• Exercise instructions:
Copy the part of the material that opens with its first line and closes with the line containing "legend-colorbar <box>86 400 408 422</box>", keeping each line exactly as it appears.

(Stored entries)
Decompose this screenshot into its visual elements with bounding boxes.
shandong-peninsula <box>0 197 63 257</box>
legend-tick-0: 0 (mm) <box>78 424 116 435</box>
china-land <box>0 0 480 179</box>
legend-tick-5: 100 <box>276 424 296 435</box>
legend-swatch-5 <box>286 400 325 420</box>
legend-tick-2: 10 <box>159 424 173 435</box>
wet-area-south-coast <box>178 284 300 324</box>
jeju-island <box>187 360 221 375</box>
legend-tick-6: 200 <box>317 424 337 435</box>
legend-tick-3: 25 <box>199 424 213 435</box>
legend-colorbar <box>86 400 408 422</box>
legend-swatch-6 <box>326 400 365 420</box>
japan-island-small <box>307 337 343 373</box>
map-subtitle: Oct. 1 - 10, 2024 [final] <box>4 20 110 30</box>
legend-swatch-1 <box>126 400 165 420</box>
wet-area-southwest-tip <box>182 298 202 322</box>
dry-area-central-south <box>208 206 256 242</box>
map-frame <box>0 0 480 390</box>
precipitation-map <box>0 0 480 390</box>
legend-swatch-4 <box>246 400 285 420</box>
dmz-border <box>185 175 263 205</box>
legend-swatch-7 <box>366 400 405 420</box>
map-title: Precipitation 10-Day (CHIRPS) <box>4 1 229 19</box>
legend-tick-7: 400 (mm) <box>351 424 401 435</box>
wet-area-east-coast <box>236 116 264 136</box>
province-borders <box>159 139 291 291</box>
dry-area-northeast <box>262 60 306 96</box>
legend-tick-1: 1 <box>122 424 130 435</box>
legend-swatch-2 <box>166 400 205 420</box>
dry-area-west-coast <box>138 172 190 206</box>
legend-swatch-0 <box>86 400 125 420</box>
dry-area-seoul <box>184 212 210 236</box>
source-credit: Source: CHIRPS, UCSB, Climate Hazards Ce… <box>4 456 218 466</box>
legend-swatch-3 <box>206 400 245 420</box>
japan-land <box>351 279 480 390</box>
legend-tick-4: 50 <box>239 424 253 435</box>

• The output:
Decompose this screenshot into its visual elements with bounding boxes.
shandong-peninsula <box>0 197 63 257</box>
legend-tick-0: 0 (mm) <box>78 424 116 435</box>
china-land <box>0 0 480 179</box>
legend-tick-5: 100 <box>276 424 296 435</box>
legend-swatch-5 <box>286 400 325 420</box>
legend-tick-2: 10 <box>159 424 173 435</box>
wet-area-south-coast <box>178 284 300 324</box>
jeju-island <box>187 360 221 375</box>
legend-tick-6: 200 <box>317 424 337 435</box>
legend-tick-3: 25 <box>199 424 213 435</box>
legend-colorbar <box>86 400 408 422</box>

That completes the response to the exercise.